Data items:
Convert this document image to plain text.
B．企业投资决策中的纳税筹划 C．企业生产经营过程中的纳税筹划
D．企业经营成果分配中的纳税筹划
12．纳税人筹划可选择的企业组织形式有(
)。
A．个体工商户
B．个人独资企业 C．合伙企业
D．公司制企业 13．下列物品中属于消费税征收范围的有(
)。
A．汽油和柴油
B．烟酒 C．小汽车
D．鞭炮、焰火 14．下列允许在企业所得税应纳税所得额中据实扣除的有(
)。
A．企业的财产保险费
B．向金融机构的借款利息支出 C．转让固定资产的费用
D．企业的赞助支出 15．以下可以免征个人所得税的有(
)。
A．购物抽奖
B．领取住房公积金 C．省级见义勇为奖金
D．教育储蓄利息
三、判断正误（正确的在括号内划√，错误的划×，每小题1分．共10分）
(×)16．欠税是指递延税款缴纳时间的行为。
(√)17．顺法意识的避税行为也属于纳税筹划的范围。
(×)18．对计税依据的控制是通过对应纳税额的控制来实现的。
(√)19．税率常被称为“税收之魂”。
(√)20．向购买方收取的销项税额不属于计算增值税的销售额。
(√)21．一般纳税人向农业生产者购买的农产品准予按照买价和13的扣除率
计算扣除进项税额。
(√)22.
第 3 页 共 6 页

Work to be completed: Repeat every record, keeping each word and mark exactly as it is.

Answer to this exercise:
Convert this document image to plain text.
B．企业投资决策中的纳税筹划 C．企业生产经营过程中的纳税筹划
D．企业经营成果分配中的纳税筹划
12．纳税人筹划可选择的企业组织形式有(
)。
A．个体工商户
B．个人独资企业 C．合伙企业
D．公司制企业 13．下列物品中属于消费税征收范围的有(
)。
A．汽油和柴油
B．烟酒 C．小汽车
D．鞭炮、焰火 14．下列允许在企业所得税应纳税所得额中据实扣除的有(
)。
A．企业的财产保险费
B．向金融机构的借款利息支出 C．转让固定资产的费用
D．企业的赞助支出 15．以下可以免征个人所得税的有(
)。
A．购物抽奖
B．领取住房公积金 C．省级见义勇为奖金
D．教育储蓄利息
三、判断正误（正确的在括号内划√，错误的划×，每小题1分．共10分）
(×)16．欠税是指递延税款缴纳时间的行为。
(√)17．顺法意识的避税行为也属于纳税筹划的范围。
(×)18．对计税依据的控制是通过对应纳税额的控制来实现的。
(√)19．税率常被称为“税收之魂”。
(√)20．向购买方收取的销项税额不属于计算增值税的销售额。
(√)21．一般纳税人向农业生产者购买的农产品准予按照买价和13的扣除率
计算扣除进项税额。
(√)22.
第 3 页 共 6 页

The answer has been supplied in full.